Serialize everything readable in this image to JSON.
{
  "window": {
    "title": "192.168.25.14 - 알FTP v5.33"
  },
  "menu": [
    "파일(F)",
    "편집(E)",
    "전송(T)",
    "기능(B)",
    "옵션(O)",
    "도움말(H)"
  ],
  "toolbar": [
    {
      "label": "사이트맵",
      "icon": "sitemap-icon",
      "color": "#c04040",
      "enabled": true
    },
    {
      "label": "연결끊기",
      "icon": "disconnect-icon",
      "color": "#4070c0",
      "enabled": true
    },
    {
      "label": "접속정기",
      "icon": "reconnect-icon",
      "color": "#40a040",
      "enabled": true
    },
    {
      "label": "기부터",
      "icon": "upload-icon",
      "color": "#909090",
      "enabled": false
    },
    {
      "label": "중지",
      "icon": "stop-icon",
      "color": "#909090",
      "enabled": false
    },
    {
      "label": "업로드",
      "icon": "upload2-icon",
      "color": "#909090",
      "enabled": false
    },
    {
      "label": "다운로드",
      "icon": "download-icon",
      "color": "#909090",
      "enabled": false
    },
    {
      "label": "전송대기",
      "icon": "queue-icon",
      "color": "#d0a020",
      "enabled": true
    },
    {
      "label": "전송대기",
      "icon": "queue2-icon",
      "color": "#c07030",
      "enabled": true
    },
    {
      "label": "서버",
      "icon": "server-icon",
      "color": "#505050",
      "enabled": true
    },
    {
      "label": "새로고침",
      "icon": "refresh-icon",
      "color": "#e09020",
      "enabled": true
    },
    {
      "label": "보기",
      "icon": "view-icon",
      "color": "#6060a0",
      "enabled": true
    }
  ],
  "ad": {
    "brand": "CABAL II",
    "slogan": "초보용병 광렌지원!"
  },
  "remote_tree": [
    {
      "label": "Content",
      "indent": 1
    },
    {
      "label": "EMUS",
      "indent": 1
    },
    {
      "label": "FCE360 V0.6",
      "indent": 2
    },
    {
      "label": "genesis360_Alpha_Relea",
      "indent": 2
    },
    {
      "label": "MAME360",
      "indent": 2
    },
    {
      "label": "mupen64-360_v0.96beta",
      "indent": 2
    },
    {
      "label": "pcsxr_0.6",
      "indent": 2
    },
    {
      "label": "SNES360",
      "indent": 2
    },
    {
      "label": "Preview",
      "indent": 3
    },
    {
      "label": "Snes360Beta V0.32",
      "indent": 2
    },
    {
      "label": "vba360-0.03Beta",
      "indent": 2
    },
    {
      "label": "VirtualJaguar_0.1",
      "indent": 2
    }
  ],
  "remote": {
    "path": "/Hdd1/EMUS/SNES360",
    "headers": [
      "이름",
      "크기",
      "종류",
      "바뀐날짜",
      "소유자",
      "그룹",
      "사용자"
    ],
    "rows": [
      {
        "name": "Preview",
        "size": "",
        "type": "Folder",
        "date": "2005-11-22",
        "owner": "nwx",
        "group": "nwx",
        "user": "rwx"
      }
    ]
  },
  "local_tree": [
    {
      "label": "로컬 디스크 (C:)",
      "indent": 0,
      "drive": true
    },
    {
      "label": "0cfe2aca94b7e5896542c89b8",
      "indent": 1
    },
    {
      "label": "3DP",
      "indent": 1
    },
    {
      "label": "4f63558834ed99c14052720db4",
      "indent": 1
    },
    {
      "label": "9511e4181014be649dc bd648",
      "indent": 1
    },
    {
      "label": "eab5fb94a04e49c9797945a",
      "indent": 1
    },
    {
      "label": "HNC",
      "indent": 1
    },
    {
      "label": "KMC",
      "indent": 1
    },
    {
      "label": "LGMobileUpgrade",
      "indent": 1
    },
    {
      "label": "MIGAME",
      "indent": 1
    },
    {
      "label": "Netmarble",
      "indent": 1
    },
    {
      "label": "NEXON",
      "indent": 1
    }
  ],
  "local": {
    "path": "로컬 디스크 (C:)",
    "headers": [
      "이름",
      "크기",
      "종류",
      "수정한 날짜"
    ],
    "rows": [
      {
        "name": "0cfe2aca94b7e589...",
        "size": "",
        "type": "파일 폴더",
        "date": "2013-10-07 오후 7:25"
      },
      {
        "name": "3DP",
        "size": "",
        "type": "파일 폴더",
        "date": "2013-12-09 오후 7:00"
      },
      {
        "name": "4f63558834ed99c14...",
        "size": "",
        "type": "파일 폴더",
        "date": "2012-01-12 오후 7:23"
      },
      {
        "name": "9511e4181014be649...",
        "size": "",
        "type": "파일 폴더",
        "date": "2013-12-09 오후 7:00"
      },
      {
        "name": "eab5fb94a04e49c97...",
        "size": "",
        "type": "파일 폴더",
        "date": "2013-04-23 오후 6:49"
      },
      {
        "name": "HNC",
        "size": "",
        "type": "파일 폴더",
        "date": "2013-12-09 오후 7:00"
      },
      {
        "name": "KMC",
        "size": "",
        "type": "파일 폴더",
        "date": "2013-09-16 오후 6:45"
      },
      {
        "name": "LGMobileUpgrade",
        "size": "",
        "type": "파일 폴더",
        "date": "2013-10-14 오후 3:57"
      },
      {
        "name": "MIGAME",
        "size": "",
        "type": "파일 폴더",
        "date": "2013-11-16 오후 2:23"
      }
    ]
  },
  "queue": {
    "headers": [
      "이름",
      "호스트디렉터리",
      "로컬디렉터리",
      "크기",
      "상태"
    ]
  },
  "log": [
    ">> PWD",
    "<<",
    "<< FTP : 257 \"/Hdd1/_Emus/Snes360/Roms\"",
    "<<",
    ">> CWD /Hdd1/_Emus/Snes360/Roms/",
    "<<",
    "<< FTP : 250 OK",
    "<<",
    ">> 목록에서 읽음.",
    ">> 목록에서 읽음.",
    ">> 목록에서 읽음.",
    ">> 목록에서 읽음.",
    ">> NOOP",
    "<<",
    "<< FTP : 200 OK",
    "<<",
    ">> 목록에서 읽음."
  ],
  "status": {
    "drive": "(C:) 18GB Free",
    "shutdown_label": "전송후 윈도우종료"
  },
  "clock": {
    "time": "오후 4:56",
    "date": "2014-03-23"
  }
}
==============================
_Task goal_
Could you print every record above exactly as it appears?

_Expected output_
Serialize everything readable in this image to JSON.
{
  "window": {
    "title": "192.168.25.14 - 알FTP v5.33"
  },
  "menu": [
    "파일(F)",
    "편집(E)",
    "전송(T)",
    "기능(B)",
    "옵션(O)",
    "도움말(H)"
  ],
  "toolbar": [
    {
      "label": "사이트맵",
      "icon": "sitemap-icon",
      "color": "#c04040",
      "enabled": true
    },
    {
      "label": "연결끊기",
      "icon": "disconnect-icon",
      "color": "#4070c0",
      "enabled": true
    },
    {
      "label": "접속정기",
      "icon": "reconnect-icon",
      "color": "#40a040",
      "enabled": true
    },
    {
      "label": "기부터",
      "icon": "upload-icon",
      "color": "#909090",
      "enabled": false
    },
    {
      "label": "중지",
      "icon": "stop-icon",
      "color": "#909090",
      "enabled": false
    },
    {
      "label": "업로드",
      "icon": "upload2-icon",
      "color": "#909090",
      "enabled": false
    },
    {
      "label": "다운로드",
      "icon": "download-icon",
      "color": "#909090",
      "enabled": false
    },
    {
      "label": "전송대기",
      "icon": "queue-icon",
      "color": "#d0a020",
      "enabled": true
    },
    {
      "label": "전송대기",
      "icon": "queue2-icon",
      "color": "#c07030",
      "enabled": true
    },
    {
      "label": "서버",
      "icon": "server-icon",
      "color": "#505050",
      "enabled": true
    },
    {
      "label": "새로고침",
      "icon": "refresh-icon",
      "color": "#e09020",
      "enabled": true
    },
    {
      "label": "보기",
      "icon": "view-icon",
      "color": "#6060a0",
      "enabled": true
    }
  ],
  "ad": {
    "brand": "CABAL II",
    "slogan": "초보용병 광렌지원!"
  },
  "remote_tree": [
    {
      "label": "Content",
      "indent": 1
    },
    {
      "label": "EMUS",
      "indent": 1
    },
    {
      "label": "FCE360 V0.6",
      "indent": 2
    },
    {
      "label": "genesis360_Alpha_Relea",
      "indent": 2
    },
    {
      "label": "MAME360",
      "indent": 2
    },
    {
      "label": "mupen64-360_v0.96beta",
      "indent": 2
    },
    {
      "label": "pcsxr_0.6",
      "indent": 2
    },
    {
      "label": "SNES360",
      "indent": 2
    },
    {
      "label": "Preview",
      "indent": 3
    },
    {
      "label": "Snes360Beta V0.32",
      "indent": 2
    },
    {
      "label": "vba360-0.03Beta",
      "indent": 2
    },
    {
      "label": "VirtualJaguar_0.1",
      "indent": 2
    }
  ],
  "remote": {
    "path": "/Hdd1/EMUS/SNES360",
    "headers": [
      "이름",
      "크기",
      "종류",
      "바뀐날짜",
      "소유자",
      "그룹",
      "사용자"
    ],
    "rows": [
      {
        "name": "Preview",
        "size": "",
        "type": "Folder",
        "date": "2005-11-22",
        "owner": "nwx",
        "group": "nwx",
        "user": "rwx"
      }
    ]
  },
  "local_tree": [
    {
      "label": "로컬 디스크 (C:)",
      "indent": 0,
      "drive": true
    },
    {
      "label": "0cfe2aca94b7e5896542c89b8",
      "indent": 1
    },
    {
      "label": "3DP",
      "indent": 1
    },
    {
      "label": "4f63558834ed99c14052720db4",
      "indent": 1
    },
    {
      "label": "9511e4181014be649dc bd648",
      "indent": 1
    },
    {
      "label": "eab5fb94a04e49c9797945a",
      "indent": 1
    },
    {
      "label": "HNC",
      "indent": 1
    },
    {
      "label": "KMC",
      "indent": 1
    },
    {
      "label": "LGMobileUpgrade",
      "indent": 1
    },
    {
      "label": "MIGAME",
      "indent": 1
    },
    {
      "label": "Netmarble",
      "indent": 1
    },
    {
      "label": "NEXON",
      "indent": 1
    }
  ],
  "local": {
    "path": "로컬 디스크 (C:)",
    "headers": [
      "이름",
      "크기",
      "종류",
      "수정한 날짜"
    ],
    "rows": [
      {
        "name": "0cfe2aca94b7e589...",
        "size": "",
        "type": "파일 폴더",
        "date": "2013-10-07 오후 7:25"
      },
      {
        "name": "3DP",
        "size": "",
        "type": "파일 폴더",
        "date": "2013-12-09 오후 7:00"
      },
      {
        "name": "4f63558834ed99c14...",
        "size": "",
        "type": "파일 폴더",
        "date": "2012-01-12 오후 7:23"
      },
      {
        "name": "9511e4181014be649...",
        "size": "",
        "type": "파일 폴더",
        "date": "2013-12-09 오후 7:00"
      },
      {
        "name": "eab5fb94a04e49c97...",
        "size": "",
        "type": "파일 폴더",
        "date": "2013-04-23 오후 6:49"
      },
      {
        "name": "HNC",
        "size": "",
        "type": "파일 폴더",
        "date": "2013-12-09 오후 7:00"
      },
      {
        "name": "KMC",
        "size": "",
        "type": "파일 폴더",
        "date": "2013-09-16 오후 6:45"
      },
      {
        "name": "LGMobileUpgrade",
        "size": "",
        "type": "파일 폴더",
        "date": "2013-10-14 오후 3:57"
      },
      {
        "name": "MIGAME",
        "size": "",
        "type": "파일 폴더",
        "date": "2013-11-16 오후 2:23"
      }
    ]
  },
  "queue": {
    "headers": [
      "이름",
      "호스트디렉터리",
      "로컬디렉터리",
      "크기",
      "상태"
    ]
  },
  "log": [
    ">> PWD",
    "<<",
    "<< FTP : 257 \"/Hdd1/_Emus/Snes360/Roms\"",
    "<<",
    ">> CWD /Hdd1/_Emus/Snes360/Roms/",
    "<<",
    "<< FTP : 250 OK",
    "<<",
    ">> 목록에서 읽음.",
    ">> 목록에서 읽음.",
    ">> 목록에서 읽음.",
    ">> 목록에서 읽음.",
    ">> NOOP",
    "<<",
    "<< FTP : 200 OK",
    "<<",
    ">> 목록에서 읽음."
  ],
  "status": {
    "drive": "(C:) 18GB Free",
    "shutdown_label": "전송후 윈도우종료"
  },
  "clock": {
    "time": "오후 4:56",
    "date": "2014-03-23"
  }
}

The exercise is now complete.